• [EXCERPTED TEXT]:
Validating data quality in AWS Glue DataBrew - AWS Glue DataBrew

Validating data quality in AWS Glue DataBrew

To ensure the quality of your datasets, you can define a list of data quality rules in a ruleset. A ruleset is a set of rules that compare different data metrics against expected values. If any of a rule's criteria isn't met, the ruleset as a whole fails validation. You can then inspect individual results for each rule. For any rule that causes a validation failure, you can make the necessary corrections and revalidate.

Examples of rules include the following:

  • Value in column "APY" is between 0 and 100

  • Number of missing values in column group_name doesn't exceed 5%

You can define each rule for an individual column or independently apply it to several selected columns, for example:

  • Max value doesn’t exceed 100 for columns "rate", "pay", "increase".

A rule can consist of multiple simple checks. You can define whether all of them should be true or any, for example:

  • Value in column "ProductId" should start with "asin-" AND length of value in column "ProductId" is 32.

You can verify rules against either aggregate values such as max, min, or number of duplicate values where there is only one value being compared, or nonaggregate values in each row of a column. In the latter case, you can also define a "passing" threshold such as value in columnA > value in columnB for at least 95% of rows.

As with profile information, you can define column-level data quality rules only for columns of simple types, such as strings and numbers. You can't define data quality rules for columns of complex types, such as arrays or structures. For more details about working with profile information, see Creating and working with AWS Glue DataBrew profile jobs.

Validating data quality rules

After a ruleset is defined, you can add it to a profile job for validation. You can define more than one ruleset for a dataset.

For example, one ruleset might contain rules with minimally acceptable criteria. A validation failure for that ruleset might mean that the data isn't acceptable for further use. An example is missing values in key columns of a dataset used for machine learning training. You can use a second ruleset with stricter rules to verify whether the dataset has such good quality that no cleanup is required.

You can apply one or more rulesets defined for a given dataset in a profile job configuration. When the profile job runs, it produces a validation report in addition to the data profile. The validation report is available at the same location as your profile data. As with profile information, you can explore the results in the DataBrew console. In the Dataset details view, choose the Data Quality tab to view the results. For more details about working with profile information, see Creating and working with AWS Glue DataBrew profile jobs.

Acting on validation results

When a DataBrew profile job completes, DataBrew sends an Amazon CloudWatch event with the details of that job run. If you also configured your job to validate data quality rules, DataBrew sends an event for each validated ruleset. The event contains its result (SUCCEEDED, FAILED, or ERROR) and a link to the detailed data quality validation report. You can then automate further action by invoking next action depending on the status of validation. For more information on connecting events to target actions, such as Amazon SNS notification, AWS Lambda function invocations and others, see Getting started with Amazon EventBridge.

• [WRITTEN PROBLEM A]: On the DataBrew data quality page, where in the console do you go to see the validation results?
• [WRITTEN PROBLEM B]: Do these statements agree with the DataBrew data quality page? (i) Data quality rules can be defined for columns that hold arrays. (ii) A dataset can have more than one ruleset. (iii) DataBrew sends a single event that covers all validated rulesets together. For each, answer yes or no and quote the words from the page that decide it.
• [WRITTEN PROBLEM C]: Output the part of the DataBrew data quality page that starts at "You can verify" and ends at "95% of rows.".

• [DATA ROWS]:
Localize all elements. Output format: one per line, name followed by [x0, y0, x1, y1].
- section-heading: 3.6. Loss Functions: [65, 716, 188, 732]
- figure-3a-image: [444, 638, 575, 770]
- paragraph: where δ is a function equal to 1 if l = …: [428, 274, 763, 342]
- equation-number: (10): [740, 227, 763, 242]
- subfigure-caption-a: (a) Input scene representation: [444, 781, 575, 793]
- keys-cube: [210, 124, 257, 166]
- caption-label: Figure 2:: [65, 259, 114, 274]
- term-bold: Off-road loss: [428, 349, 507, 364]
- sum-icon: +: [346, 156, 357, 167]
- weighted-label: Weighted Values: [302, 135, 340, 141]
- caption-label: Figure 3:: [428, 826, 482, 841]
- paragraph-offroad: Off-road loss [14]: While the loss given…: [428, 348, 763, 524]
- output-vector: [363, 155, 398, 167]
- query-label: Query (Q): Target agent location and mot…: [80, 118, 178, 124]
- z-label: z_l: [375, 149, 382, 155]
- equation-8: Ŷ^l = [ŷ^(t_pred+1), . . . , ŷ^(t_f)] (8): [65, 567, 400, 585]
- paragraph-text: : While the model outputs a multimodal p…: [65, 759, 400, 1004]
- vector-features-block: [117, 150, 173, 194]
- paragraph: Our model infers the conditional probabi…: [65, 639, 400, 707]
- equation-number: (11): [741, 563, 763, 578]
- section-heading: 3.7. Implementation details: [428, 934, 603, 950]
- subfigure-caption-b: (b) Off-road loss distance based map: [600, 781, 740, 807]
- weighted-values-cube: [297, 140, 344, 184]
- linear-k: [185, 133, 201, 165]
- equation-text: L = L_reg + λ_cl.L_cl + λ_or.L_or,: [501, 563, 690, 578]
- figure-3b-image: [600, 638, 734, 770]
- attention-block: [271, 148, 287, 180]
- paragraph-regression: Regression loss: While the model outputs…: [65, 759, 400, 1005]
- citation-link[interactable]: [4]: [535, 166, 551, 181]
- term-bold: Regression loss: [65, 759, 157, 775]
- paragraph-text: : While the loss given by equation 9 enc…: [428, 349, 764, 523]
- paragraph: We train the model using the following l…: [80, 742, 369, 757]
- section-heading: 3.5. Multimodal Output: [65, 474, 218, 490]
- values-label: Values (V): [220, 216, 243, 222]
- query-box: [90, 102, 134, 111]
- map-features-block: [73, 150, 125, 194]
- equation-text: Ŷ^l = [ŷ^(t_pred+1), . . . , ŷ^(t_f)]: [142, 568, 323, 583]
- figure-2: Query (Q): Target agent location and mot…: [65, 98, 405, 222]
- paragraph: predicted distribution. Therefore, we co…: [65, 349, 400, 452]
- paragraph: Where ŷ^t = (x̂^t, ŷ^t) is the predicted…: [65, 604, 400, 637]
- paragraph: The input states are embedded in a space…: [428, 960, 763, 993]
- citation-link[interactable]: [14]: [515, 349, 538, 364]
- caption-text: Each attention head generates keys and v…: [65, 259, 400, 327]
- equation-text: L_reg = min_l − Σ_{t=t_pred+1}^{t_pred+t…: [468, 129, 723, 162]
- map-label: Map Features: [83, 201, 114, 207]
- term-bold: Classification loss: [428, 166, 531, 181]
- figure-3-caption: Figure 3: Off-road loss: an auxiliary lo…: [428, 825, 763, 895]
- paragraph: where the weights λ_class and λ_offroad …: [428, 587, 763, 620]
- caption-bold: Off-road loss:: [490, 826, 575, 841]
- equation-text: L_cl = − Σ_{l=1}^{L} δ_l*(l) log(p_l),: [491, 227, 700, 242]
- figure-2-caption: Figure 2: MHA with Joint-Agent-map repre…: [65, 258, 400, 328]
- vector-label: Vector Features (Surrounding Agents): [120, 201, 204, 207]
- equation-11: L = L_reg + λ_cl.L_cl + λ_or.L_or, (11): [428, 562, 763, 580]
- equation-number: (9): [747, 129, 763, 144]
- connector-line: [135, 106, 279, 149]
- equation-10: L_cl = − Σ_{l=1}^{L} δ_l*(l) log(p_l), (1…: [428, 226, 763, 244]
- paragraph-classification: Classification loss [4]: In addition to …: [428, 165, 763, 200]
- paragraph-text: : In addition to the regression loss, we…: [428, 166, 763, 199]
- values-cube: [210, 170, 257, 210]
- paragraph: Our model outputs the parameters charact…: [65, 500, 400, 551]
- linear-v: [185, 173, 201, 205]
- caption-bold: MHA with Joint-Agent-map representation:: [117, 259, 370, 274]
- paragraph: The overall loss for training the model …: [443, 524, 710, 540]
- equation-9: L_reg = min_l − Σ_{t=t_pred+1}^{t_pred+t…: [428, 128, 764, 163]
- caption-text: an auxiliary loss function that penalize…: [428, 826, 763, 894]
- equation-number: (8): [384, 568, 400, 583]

* * *

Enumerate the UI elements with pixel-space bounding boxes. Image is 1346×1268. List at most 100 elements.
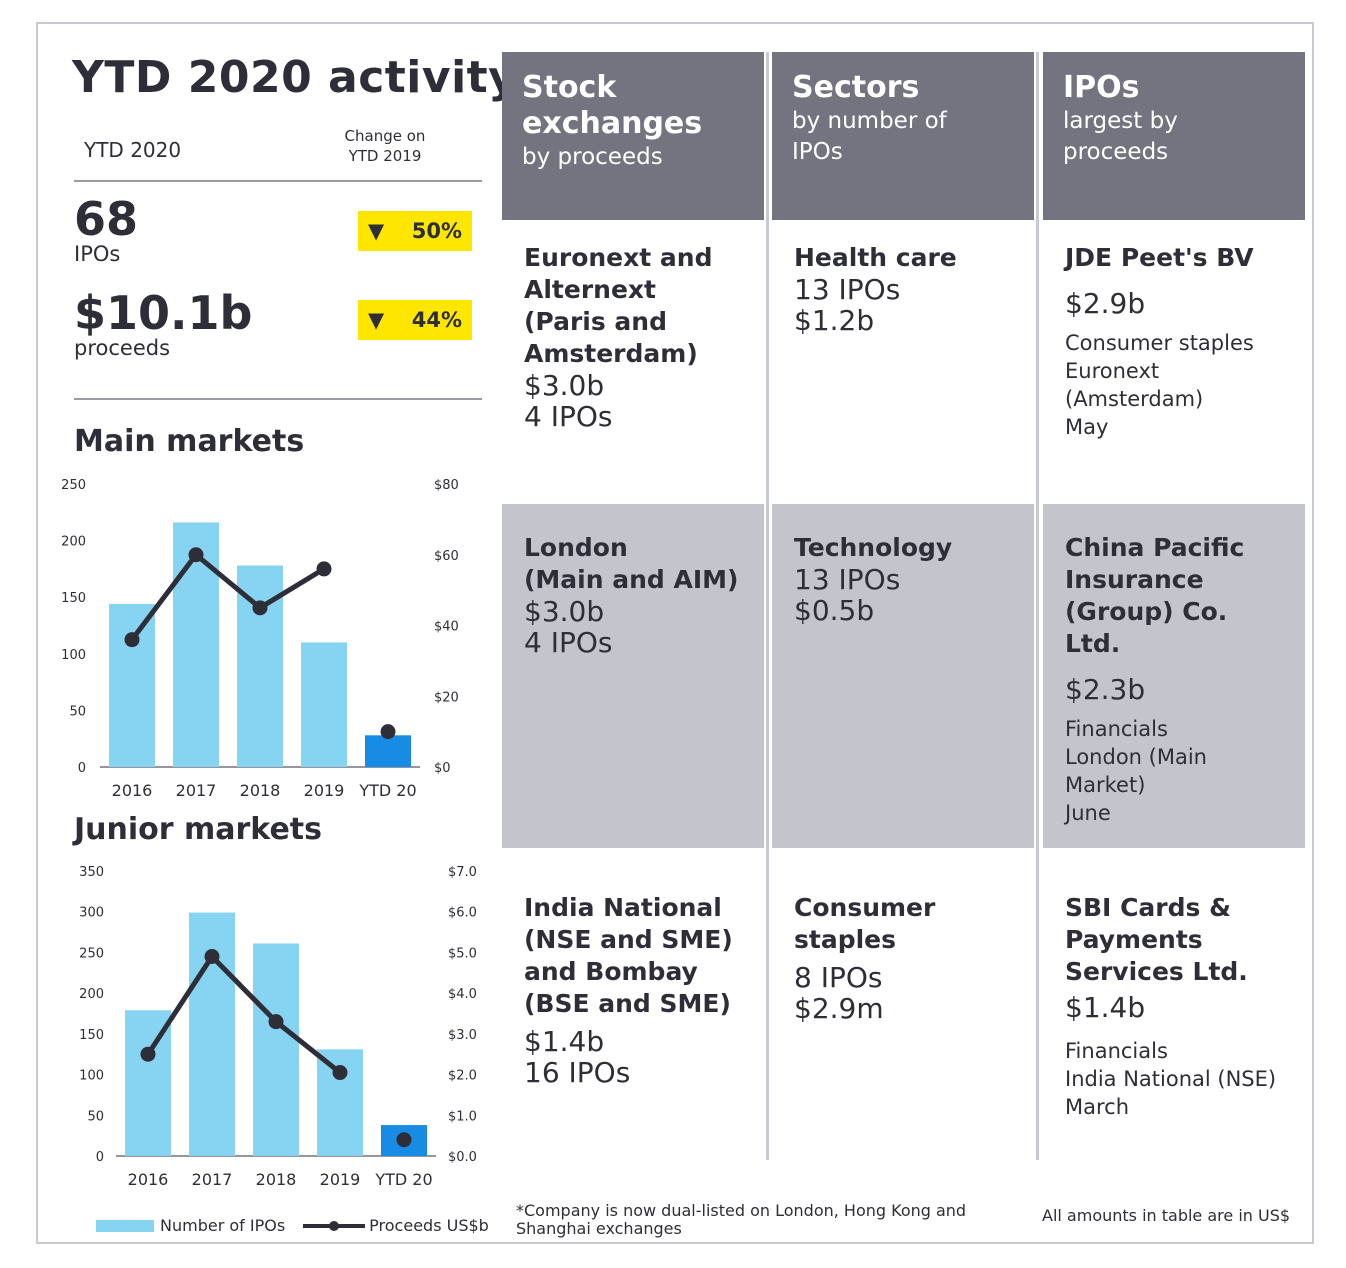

==

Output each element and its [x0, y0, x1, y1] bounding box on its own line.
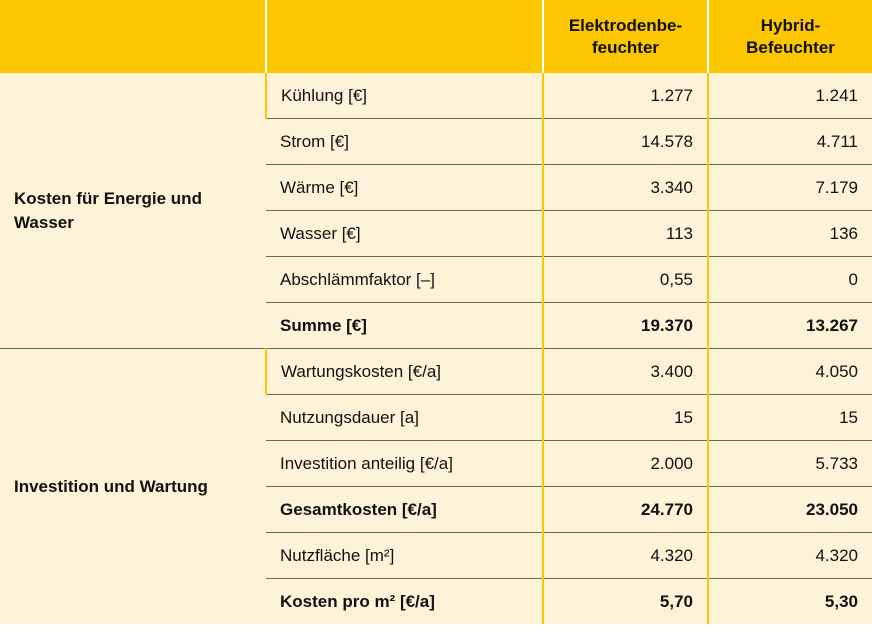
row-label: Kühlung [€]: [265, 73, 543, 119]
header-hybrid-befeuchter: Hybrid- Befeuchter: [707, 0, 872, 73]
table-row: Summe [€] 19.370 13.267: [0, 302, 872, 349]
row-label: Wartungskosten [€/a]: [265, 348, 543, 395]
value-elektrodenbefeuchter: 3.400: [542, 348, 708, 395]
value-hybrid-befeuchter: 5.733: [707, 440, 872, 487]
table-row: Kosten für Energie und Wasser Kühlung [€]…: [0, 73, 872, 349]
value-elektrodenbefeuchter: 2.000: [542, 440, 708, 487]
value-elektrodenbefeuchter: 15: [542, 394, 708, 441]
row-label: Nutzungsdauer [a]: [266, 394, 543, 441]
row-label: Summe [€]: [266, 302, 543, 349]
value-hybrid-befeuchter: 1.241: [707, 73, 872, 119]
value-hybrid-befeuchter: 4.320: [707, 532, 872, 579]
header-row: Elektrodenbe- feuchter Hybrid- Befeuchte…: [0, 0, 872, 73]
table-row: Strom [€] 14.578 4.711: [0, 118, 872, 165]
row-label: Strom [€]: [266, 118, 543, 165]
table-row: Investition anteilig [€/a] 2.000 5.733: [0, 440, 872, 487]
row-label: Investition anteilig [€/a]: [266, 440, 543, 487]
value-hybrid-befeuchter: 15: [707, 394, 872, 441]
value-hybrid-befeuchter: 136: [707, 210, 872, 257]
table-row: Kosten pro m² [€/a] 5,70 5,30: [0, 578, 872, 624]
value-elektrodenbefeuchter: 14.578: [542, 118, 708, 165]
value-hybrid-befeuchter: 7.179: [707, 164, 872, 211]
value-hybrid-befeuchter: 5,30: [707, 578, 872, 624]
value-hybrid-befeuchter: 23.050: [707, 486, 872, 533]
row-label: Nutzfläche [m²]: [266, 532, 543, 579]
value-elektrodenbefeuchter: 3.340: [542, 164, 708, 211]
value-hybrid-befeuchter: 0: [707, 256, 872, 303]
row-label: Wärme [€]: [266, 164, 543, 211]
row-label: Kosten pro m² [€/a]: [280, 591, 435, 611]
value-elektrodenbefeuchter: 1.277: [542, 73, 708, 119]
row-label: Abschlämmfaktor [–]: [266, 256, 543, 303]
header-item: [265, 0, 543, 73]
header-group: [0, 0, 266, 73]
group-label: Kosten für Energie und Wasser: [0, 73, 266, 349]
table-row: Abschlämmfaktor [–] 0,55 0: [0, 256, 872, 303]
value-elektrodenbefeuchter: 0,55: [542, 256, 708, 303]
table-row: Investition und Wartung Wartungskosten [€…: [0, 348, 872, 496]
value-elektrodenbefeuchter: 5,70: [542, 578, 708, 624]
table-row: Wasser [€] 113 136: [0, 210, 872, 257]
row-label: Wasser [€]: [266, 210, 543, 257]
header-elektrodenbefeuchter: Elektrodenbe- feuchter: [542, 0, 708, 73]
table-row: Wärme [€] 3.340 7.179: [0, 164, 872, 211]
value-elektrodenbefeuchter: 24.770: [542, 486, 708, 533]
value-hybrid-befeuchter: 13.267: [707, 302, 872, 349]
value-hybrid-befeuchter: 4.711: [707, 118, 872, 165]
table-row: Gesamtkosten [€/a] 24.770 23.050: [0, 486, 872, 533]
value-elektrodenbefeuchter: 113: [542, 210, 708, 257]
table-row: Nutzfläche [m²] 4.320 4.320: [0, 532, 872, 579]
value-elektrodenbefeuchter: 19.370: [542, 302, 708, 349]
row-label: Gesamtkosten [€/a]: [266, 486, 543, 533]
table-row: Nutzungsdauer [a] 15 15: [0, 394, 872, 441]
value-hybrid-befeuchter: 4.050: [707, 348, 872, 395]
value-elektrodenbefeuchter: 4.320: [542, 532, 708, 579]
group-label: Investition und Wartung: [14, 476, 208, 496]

• [SOLUTION A]: The Data Quality tab in the Dataset details view.

• [SOLUTION B]:
(i) No: "You can't define data quality rules for columns of complex types, such as arrays or structures."
(ii) Yes: "You can define more than one ruleset for a dataset."
(iii) No: "DataBrew sends an event for each validated ruleset."

• [SOLUTION C]:
You can verify rules against either aggregate values such as max, min, or number of duplicate values where there is only one value being compared, or nonaggregate values in each row of a column. In the latter case, you can also define a "passing" threshold such as value in columnA > value in columnB for at least 95% of rows.